WHAT THE TASK REQUIRES - Your task is to print all of the data word for word.

INPUT DATA -
=-=-=-=-=
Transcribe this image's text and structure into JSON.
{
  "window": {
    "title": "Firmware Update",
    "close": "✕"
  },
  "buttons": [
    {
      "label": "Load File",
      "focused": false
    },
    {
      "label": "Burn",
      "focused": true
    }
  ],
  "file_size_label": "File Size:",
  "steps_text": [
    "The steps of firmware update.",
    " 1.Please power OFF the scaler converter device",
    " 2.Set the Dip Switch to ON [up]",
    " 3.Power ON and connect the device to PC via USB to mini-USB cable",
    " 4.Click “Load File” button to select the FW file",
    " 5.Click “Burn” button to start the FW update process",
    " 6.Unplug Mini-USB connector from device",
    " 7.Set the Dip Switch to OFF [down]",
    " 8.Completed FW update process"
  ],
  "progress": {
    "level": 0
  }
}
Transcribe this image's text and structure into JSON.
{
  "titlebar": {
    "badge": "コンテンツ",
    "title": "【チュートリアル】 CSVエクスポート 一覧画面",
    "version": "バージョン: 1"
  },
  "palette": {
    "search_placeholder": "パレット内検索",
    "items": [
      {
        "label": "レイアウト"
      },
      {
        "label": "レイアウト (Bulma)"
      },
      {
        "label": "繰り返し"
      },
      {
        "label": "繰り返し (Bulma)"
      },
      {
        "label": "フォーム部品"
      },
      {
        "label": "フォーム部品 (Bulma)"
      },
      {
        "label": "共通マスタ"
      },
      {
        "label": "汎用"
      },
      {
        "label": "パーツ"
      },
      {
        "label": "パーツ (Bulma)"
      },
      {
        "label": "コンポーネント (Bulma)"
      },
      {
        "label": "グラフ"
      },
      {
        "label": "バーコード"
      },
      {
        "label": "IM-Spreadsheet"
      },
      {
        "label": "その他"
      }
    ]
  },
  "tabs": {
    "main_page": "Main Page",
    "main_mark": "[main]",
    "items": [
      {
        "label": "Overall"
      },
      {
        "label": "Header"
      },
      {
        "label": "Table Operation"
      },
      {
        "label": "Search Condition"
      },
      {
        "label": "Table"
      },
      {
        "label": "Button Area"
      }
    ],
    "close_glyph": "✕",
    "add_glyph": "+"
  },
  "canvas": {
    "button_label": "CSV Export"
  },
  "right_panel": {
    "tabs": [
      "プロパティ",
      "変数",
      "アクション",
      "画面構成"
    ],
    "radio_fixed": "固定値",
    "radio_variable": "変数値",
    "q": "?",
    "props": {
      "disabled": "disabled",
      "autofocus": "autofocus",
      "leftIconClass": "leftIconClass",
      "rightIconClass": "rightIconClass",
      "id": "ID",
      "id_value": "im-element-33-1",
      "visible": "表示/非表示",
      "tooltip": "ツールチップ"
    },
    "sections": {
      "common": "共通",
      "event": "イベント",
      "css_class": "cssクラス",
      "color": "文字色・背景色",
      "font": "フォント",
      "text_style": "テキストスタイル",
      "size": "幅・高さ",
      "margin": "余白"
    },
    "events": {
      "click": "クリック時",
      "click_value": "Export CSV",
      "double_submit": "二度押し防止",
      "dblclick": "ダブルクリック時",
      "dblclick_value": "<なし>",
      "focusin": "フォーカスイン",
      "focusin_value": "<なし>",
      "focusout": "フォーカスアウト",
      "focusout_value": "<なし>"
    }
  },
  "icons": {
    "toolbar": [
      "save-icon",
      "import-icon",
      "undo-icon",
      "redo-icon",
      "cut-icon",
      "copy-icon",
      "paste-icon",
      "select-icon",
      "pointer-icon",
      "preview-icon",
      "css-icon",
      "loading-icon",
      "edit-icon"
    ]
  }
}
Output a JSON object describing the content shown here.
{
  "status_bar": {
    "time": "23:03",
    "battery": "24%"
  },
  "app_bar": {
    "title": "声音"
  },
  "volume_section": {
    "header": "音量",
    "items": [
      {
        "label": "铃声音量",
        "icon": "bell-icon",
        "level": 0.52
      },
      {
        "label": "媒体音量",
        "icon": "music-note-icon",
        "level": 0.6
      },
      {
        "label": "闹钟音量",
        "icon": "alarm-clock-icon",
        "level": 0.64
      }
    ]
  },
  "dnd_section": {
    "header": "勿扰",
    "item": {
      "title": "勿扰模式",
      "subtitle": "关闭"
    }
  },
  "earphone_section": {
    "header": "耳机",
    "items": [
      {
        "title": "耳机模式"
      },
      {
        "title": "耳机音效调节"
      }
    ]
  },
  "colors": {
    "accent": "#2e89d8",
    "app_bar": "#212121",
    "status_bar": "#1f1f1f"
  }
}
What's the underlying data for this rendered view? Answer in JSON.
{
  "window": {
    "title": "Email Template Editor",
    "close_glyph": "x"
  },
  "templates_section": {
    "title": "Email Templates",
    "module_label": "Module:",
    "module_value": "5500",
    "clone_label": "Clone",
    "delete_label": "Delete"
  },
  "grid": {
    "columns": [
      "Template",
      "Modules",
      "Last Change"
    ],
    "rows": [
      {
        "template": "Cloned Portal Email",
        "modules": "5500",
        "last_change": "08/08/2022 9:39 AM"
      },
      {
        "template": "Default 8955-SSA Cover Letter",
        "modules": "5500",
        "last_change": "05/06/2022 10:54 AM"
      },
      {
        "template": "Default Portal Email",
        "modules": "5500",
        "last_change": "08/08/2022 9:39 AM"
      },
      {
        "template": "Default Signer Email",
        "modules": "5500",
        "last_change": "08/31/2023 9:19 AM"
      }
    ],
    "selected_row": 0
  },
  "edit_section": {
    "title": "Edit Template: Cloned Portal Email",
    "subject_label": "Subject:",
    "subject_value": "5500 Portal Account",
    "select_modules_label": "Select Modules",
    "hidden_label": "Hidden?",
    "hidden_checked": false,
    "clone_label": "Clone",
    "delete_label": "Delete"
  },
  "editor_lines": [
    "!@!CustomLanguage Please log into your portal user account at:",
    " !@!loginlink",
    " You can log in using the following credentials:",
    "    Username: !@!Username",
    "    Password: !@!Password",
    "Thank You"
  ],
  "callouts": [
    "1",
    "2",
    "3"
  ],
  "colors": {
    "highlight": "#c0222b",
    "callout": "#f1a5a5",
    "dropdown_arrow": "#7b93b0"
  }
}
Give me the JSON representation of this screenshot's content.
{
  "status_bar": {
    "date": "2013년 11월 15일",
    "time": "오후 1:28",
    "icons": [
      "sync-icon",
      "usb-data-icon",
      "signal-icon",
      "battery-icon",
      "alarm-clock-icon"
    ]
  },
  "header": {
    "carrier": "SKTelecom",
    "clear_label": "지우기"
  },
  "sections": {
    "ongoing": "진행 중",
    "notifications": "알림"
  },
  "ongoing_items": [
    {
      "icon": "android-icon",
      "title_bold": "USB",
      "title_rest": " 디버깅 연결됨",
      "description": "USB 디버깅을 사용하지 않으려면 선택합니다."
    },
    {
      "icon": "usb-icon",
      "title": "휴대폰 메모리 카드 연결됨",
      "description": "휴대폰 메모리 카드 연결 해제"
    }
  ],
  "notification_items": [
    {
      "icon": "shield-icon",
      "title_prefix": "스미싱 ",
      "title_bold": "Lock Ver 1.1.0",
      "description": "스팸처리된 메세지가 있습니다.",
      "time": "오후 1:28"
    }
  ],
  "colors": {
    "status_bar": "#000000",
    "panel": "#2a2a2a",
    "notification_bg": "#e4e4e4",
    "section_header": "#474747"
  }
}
=-=-=-=-=
COMPLETED EXERCISE -
Transcribe this image's text and structure into JSON.
{
  "window": {
    "title": "Firmware Update",
    "close": "✕"
  },
  "buttons": [
    {
      "label": "Load File",
      "focused": false
    },
    {
      "label": "Burn",
      "focused": true
    }
  ],
  "file_size_label": "File Size:",
  "steps_text": [
    "The steps of firmware update.",
    " 1.Please power OFF the scaler converter device",
    " 2.Set the Dip Switch to ON [up]",
    " 3.Power ON and connect the device to PC via USB to mini-USB cable",
    " 4.Click “Load File” button to select the FW file",
    " 5.Click “Burn” button to start the FW update process",
    " 6.Unplug Mini-USB connector from device",
    " 7.Set the Dip Switch to OFF [down]",
    " 8.Completed FW update process"
  ],
  "progress": {
    "level": 0
  }
}
Transcribe this image's text and structure into JSON.
{
  "titlebar": {
    "badge": "コンテンツ",
    "title": "【チュートリアル】 CSVエクスポート 一覧画面",
    "version": "バージョン: 1"
  },
  "palette": {
    "search_placeholder": "パレット内検索",
    "items": [
      {
        "label": "レイアウト"
      },
      {
        "label": "レイアウト (Bulma)"
      },
      {
        "label": "繰り返し"
      },
      {
        "label": "繰り返し (Bulma)"
      },
      {
        "label": "フォーム部品"
      },
      {
        "label": "フォーム部品 (Bulma)"
      },
      {
        "label": "共通マスタ"
      },
      {
        "label": "汎用"
      },
      {
        "label": "パーツ"
      },
      {
        "label": "パーツ (Bulma)"
      },
      {
        "label": "コンポーネント (Bulma)"
      },
      {
        "label": "グラフ"
      },
      {
        "label": "バーコード"
      },
      {
        "label": "IM-Spreadsheet"
      },
      {
        "label": "その他"
      }
    ]
  },
  "tabs": {
    "main_page": "Main Page",
    "main_mark": "[main]",
    "items": [
      {
        "label": "Overall"
      },
      {
        "label": "Header"
      },
      {
        "label": "Table Operation"
      },
      {
        "label": "Search Condition"
      },
      {
        "label": "Table"
      },
      {
        "label": "Button Area"
      }
    ],
    "close_glyph": "✕",
    "add_glyph": "+"
  },
  "canvas": {
    "button_label": "CSV Export"
  },
  "right_panel": {
    "tabs": [
      "プロパティ",
      "変数",
      "アクション",
      "画面構成"
    ],
    "radio_fixed": "固定値",
    "radio_variable": "変数値",
    "q": "?",
    "props": {
      "disabled": "disabled",
      "autofocus": "autofocus",
      "leftIconClass": "leftIconClass",
      "rightIconClass": "rightIconClass",
      "id": "ID",
      "id_value": "im-element-33-1",
      "visible": "表示/非表示",
      "tooltip": "ツールチップ"
    },
    "sections": {
      "common": "共通",
      "event": "イベント",
      "css_class": "cssクラス",
      "color": "文字色・背景色",
      "font": "フォント",
      "text_style": "テキストスタイル",
      "size": "幅・高さ",
      "margin": "余白"
    },
    "events": {
      "click": "クリック時",
      "click_value": "Export CSV",
      "double_submit": "二度押し防止",
      "dblclick": "ダブルクリック時",
      "dblclick_value": "<なし>",
      "focusin": "フォーカスイン",
      "focusin_value": "<なし>",
      "focusout": "フォーカスアウト",
      "focusout_value": "<なし>"
    }
  },
  "icons": {
    "toolbar": [
      "save-icon",
      "import-icon",
      "undo-icon",
      "redo-icon",
      "cut-icon",
      "copy-icon",
      "paste-icon",
      "select-icon",
      "pointer-icon",
      "preview-icon",
      "css-icon",
      "loading-icon",
      "edit-icon"
    ]
  }
}
Output a JSON object describing the content shown here.
{
  "status_bar": {
    "time": "23:03",
    "battery": "24%"
  },
  "app_bar": {
    "title": "声音"
  },
  "volume_section": {
    "header": "音量",
    "items": [
      {
        "label": "铃声音量",
        "icon": "bell-icon",
        "level": 0.52
      },
      {
        "label": "媒体音量",
        "icon": "music-note-icon",
        "level": 0.6
      },
      {
        "label": "闹钟音量",
        "icon": "alarm-clock-icon",
        "level": 0.64
      }
    ]
  },
  "dnd_section": {
    "header": "勿扰",
    "item": {
      "title": "勿扰模式",
      "subtitle": "关闭"
    }
  },
  "earphone_section": {
    "header": "耳机",
    "items": [
      {
        "title": "耳机模式"
      },
      {
        "title": "耳机音效调节"
      }
    ]
  },
  "colors": {
    "accent": "#2e89d8",
    "app_bar": "#212121",
    "status_bar": "#1f1f1f"
  }
}
What's the underlying data for this rendered view? Answer in JSON.
{
  "window": {
    "title": "Email Template Editor",
    "close_glyph": "x"
  },
  "templates_section": {
    "title": "Email Templates",
    "module_label": "Module:",
    "module_value": "5500",
    "clone_label": "Clone",
    "delete_label": "Delete"
  },
  "grid": {
    "columns": [
      "Template",
      "Modules",
      "Last Change"
    ],
    "rows": [
      {
        "template": "Cloned Portal Email",
        "modules": "5500",
        "last_change": "08/08/2022 9:39 AM"
      },
      {
        "template": "Default 8955-SSA Cover Letter",
        "modules": "5500",
        "last_change": "05/06/2022 10:54 AM"
      },
      {
        "template": "Default Portal Email",
        "modules": "5500",
        "last_change": "08/08/2022 9:39 AM"
      },
      {
        "template": "Default Signer Email",
        "modules": "5500",
        "last_change": "08/31/2023 9:19 AM"
      }
    ],
    "selected_row": 0
  },
  "edit_section": {
    "title": "Edit Template: Cloned Portal Email",
    "subject_label": "Subject:",
    "subject_value": "5500 Portal Account",
    "select_modules_label": "Select Modules",
    "hidden_label": "Hidden?",
    "hidden_checked": false,
    "clone_label": "Clone",
    "delete_label": "Delete"
  },
  "editor_lines": [
    "!@!CustomLanguage Please log into your portal user account at:",
    " !@!loginlink",
    " You can log in using the following credentials:",
    "    Username: !@!Username",
    "    Password: !@!Password",
    "Thank You"
  ],
  "callouts": [
    "1",
    "2",
    "3"
  ],
  "colors": {
    "highlight": "#c0222b",
    "callout": "#f1a5a5",
    "dropdown_arrow": "#7b93b0"
  }
}
Give me the JSON representation of this screenshot's content.
{
  "status_bar": {
    "date": "2013년 11월 15일",
    "time": "오후 1:28",
    "icons": [
      "sync-icon",
      "usb-data-icon",
      "signal-icon",
      "battery-icon",
      "alarm-clock-icon"
    ]
  },
  "header": {
    "carrier": "SKTelecom",
    "clear_label": "지우기"
  },
  "sections": {
    "ongoing": "진행 중",
    "notifications": "알림"
  },
  "ongoing_items": [
    {
      "icon": "android-icon",
      "title_bold": "USB",
      "title_rest": " 디버깅 연결됨",
      "description": "USB 디버깅을 사용하지 않으려면 선택합니다."
    },
    {
      "icon": "usb-icon",
      "title": "휴대폰 메모리 카드 연결됨",
      "description": "휴대폰 메모리 카드 연결 해제"
    }
  ],
  "notification_items": [
    {
      "icon": "shield-icon",
      "title_prefix": "스미싱 ",
      "title_bold": "Lock Ver 1.1.0",
      "description": "스팸처리된 메세지가 있습니다.",
      "time": "오후 1:28"
    }
  ],
  "colors": {
    "status_bar": "#000000",
    "panel": "#2a2a2a",
    "notification_bg": "#e4e4e4",
    "section_header": "#474747"
  }
}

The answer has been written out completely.